• _Problem description_
Write each line out exactly, leaving none out.

• _Figure collection entries_
====================

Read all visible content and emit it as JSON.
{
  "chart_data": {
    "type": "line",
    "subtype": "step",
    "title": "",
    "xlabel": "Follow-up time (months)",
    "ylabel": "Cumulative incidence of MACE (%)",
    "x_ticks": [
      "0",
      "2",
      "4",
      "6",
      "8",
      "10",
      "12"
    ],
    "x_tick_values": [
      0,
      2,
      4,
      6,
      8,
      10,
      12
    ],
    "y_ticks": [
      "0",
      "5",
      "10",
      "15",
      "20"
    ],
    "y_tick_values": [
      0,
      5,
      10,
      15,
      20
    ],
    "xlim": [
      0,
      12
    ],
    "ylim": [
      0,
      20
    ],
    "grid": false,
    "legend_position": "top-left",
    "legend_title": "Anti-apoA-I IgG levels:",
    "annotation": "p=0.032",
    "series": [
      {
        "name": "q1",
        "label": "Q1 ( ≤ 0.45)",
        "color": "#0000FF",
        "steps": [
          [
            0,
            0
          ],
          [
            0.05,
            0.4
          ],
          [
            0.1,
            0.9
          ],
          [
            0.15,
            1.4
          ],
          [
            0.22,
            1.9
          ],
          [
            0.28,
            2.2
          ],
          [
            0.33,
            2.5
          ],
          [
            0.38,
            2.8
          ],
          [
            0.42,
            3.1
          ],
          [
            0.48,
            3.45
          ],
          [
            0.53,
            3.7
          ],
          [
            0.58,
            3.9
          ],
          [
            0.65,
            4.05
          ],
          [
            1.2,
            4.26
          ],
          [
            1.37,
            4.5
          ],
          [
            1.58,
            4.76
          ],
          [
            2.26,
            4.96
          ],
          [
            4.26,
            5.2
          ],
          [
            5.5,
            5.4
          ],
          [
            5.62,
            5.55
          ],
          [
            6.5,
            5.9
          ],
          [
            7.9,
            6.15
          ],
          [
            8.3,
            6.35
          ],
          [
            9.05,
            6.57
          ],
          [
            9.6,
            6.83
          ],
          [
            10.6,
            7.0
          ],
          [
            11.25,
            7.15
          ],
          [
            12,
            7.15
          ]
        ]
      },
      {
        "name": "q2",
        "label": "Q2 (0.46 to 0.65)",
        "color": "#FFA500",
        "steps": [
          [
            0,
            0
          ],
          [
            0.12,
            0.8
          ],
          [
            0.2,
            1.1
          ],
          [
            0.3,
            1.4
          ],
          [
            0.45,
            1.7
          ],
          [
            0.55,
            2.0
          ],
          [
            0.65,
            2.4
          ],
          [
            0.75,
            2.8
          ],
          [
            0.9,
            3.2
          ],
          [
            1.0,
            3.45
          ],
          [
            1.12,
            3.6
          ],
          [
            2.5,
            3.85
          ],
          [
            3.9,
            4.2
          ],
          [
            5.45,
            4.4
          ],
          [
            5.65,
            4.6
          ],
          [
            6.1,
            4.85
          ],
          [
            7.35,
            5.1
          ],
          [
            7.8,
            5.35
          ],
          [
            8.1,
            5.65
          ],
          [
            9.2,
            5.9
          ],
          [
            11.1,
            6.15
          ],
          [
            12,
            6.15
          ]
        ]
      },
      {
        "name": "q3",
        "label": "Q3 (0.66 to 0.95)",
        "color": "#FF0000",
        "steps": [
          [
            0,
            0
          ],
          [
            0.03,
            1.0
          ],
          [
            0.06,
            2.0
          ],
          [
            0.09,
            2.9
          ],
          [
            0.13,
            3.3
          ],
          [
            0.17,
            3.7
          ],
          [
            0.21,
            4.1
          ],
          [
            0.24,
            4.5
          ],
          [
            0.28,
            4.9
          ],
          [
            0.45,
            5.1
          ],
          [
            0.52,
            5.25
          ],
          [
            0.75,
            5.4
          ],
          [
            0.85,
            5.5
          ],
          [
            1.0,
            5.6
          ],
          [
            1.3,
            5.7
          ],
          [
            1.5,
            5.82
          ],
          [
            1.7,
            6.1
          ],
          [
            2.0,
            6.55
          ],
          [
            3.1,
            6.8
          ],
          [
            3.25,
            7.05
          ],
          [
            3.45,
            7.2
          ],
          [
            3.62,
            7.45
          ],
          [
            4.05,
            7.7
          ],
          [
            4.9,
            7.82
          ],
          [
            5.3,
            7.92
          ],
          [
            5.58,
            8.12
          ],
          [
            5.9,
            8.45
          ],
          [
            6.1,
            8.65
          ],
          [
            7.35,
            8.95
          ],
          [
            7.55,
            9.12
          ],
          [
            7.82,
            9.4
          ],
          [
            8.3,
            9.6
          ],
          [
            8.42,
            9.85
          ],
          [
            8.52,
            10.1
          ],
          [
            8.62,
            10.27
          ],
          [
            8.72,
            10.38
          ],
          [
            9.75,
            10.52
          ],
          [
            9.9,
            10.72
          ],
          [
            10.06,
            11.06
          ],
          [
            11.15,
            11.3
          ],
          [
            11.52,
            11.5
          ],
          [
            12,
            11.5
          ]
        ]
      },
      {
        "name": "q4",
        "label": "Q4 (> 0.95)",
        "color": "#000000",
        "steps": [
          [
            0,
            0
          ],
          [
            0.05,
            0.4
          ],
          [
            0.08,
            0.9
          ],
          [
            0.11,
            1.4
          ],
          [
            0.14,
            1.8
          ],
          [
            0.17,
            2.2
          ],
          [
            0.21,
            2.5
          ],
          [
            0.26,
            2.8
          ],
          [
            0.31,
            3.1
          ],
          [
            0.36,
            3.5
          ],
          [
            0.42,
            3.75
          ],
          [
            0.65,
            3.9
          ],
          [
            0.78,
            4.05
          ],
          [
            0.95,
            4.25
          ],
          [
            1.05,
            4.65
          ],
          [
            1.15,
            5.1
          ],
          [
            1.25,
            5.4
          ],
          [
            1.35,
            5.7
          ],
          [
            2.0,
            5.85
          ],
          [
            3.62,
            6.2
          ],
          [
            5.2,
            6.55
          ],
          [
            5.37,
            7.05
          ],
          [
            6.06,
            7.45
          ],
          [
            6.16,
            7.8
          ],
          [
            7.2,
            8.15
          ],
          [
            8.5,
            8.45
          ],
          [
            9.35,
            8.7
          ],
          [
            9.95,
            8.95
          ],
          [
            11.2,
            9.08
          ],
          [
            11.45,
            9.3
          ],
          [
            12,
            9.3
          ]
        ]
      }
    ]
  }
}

====================

• _Task result_
Read all visible content and emit it as JSON.
{
  "chart_data": {
    "type": "line",
    "subtype": "step",
    "title": "",
    "xlabel": "Follow-up time (months)",
    "ylabel": "Cumulative incidence of MACE (%)",
    "x_ticks": [
      "0",
      "2",
      "4",
      "6",
      "8",
      "10",
      "12"
    ],
    "x_tick_values": [
      0,
      2,
      4,
      6,
      8,
      10,
      12
    ],
    "y_ticks": [
      "0",
      "5",
      "10",
      "15",
      "20"
    ],
    "y_tick_values": [
      0,
      5,
      10,
      15,
      20
    ],
    "xlim": [
      0,
      12
    ],
    "ylim": [
      0,
      20
    ],
    "grid": false,
    "legend_position": "top-left",
    "legend_title": "Anti-apoA-I IgG levels:",
    "annotation": "p=0.032",
    "series": [
      {
        "name": "q1",
        "label": "Q1 ( ≤ 0.45)",
        "color": "#0000FF",
        "steps": [
          [
            0,
            0
          ],
          [
            0.05,
            0.4
          ],
          [
            0.1,
            0.9
          ],
          [
            0.15,
            1.4
          ],
          [
            0.22,
            1.9
          ],
          [
            0.28,
            2.2
          ],
          [
            0.33,
            2.5
          ],
          [
            0.38,
            2.8
          ],
          [
            0.42,
            3.1
          ],
          [
            0.48,
            3.45
          ],
          [
            0.53,
            3.7
          ],
          [
            0.58,
            3.9
          ],
          [
            0.65,
            4.05
          ],
          [
            1.2,
            4.26
          ],
          [
            1.37,
            4.5
          ],
          [
            1.58,
            4.76
          ],
          [
            2.26,
            4.96
          ],
          [
            4.26,
            5.2
          ],
          [
            5.5,
            5.4
          ],
          [
            5.62,
            5.55
          ],
          [
            6.5,
            5.9
          ],
          [
            7.9,
            6.15
          ],
          [
            8.3,
            6.35
          ],
          [
            9.05,
            6.57
          ],
          [
            9.6,
            6.83
          ],
          [
            10.6,
            7.0
          ],
          [
            11.25,
            7.15
          ],
          [
            12,
            7.15
          ]
        ]
      },
      {
        "name": "q2",
        "label": "Q2 (0.46 to 0.65)",
        "color": "#FFA500",
        "steps": [
          [
            0,
            0
          ],
          [
            0.12,
            0.8
          ],
          [
            0.2,
            1.1
          ],
          [
            0.3,
            1.4
          ],
          [
            0.45,
            1.7
          ],
          [
            0.55,
            2.0
          ],
          [
            0.65,
            2.4
          ],
          [
            0.75,
            2.8
          ],
          [
            0.9,
            3.2
          ],
          [
            1.0,
            3.45
          ],
          [
            1.12,
            3.6
          ],
          [
            2.5,
            3.85
          ],
          [
            3.9,
            4.2
          ],
          [
            5.45,
            4.4
          ],
          [
            5.65,
            4.6
          ],
          [
            6.1,
            4.85
          ],
          [
            7.35,
            5.1
          ],
          [
            7.8,
            5.35
          ],
          [
            8.1,
            5.65
          ],
          [
            9.2,
            5.9
          ],
          [
            11.1,
            6.15
          ],
          [
            12,
            6.15
          ]
        ]
      },
      {
        "name": "q3",
        "label": "Q3 (0.66 to 0.95)",
        "color": "#FF0000",
        "steps": [
          [
            0,
            0
          ],
          [
            0.03,
            1.0
          ],
          [
            0.06,
            2.0
          ],
          [
            0.09,
            2.9
          ],
          [
            0.13,
            3.3
          ],
          [
            0.17,
            3.7
          ],
          [
            0.21,
            4.1
          ],
          [
            0.24,
            4.5
          ],
          [
            0.28,
            4.9
          ],
          [
            0.45,
            5.1
          ],
          [
            0.52,
            5.25
          ],
          [
            0.75,
            5.4
          ],
          [
            0.85,
            5.5
          ],
          [
            1.0,
            5.6
          ],
          [
            1.3,
            5.7
          ],
          [
            1.5,
            5.82
          ],
          [
            1.7,
            6.1
          ],
          [
            2.0,
            6.55
          ],
          [
            3.1,
            6.8
          ],
          [
            3.25,
            7.05
          ],
          [
            3.45,
            7.2
          ],
          [
            3.62,
            7.45
          ],
          [
            4.05,
            7.7
          ],
          [
            4.9,
            7.82
          ],
          [
            5.3,
            7.92
          ],
          [
            5.58,
            8.12
          ],
          [
            5.9,
            8.45
          ],
          [
            6.1,
            8.65
          ],
          [
            7.35,
            8.95
          ],
          [
            7.55,
            9.12
          ],
          [
            7.82,
            9.4
          ],
          [
            8.3,
            9.6
          ],
          [
            8.42,
            9.85
          ],
          [
            8.52,
            10.1
          ],
          [
            8.62,
            10.27
          ],
          [
            8.72,
            10.38
          ],
          [
            9.75,
            10.52
          ],
          [
            9.9,
            10.72
          ],
          [
            10.06,
            11.06
          ],
          [
            11.15,
            11.3
          ],
          [
            11.52,
            11.5
          ],
          [
            12,
            11.5
          ]
        ]
      },
      {
        "name": "q4",
        "label": "Q4 (> 0.95)",
        "color": "#000000",
        "steps": [
          [
            0,
            0
          ],
          [
            0.05,
            0.4
          ],
          [
            0.08,
            0.9
          ],
          [
            0.11,
            1.4
          ],
          [
            0.14,
            1.8
          ],
          [
            0.17,
            2.2
          ],
          [
            0.21,
            2.5
          ],
          [
            0.26,
            2.8
          ],
          [
            0.31,
            3.1
          ],
          [
            0.36,
            3.5
          ],
          [
            0.42,
            3.75
          ],
          [
            0.65,
            3.9
          ],
          [
            0.78,
            4.05
          ],
          [
            0.95,
            4.25
          ],
          [
            1.05,
            4.65
          ],
          [
            1.15,
            5.1
          ],
          [
            1.25,
            5.4
          ],
          [
            1.35,
            5.7
          ],
          [
            2.0,
            5.85
          ],
          [
            3.62,
            6.2
          ],
          [
            5.2,
            6.55
          ],
          [
            5.37,
            7.05
          ],
          [
            6.06,
            7.45
          ],
          [
            6.16,
            7.8
          ],
          [
            7.2,
            8.15
          ],
          [
            8.5,
            8.45
          ],
          [
            9.35,
            8.7
          ],
          [
            9.95,
            8.95
          ],
          [
            11.2,
            9.08
          ],
          [
            11.45,
            9.3
          ],
          [
            12,
            9.3
          ]
        ]
      }
    ]
  }
}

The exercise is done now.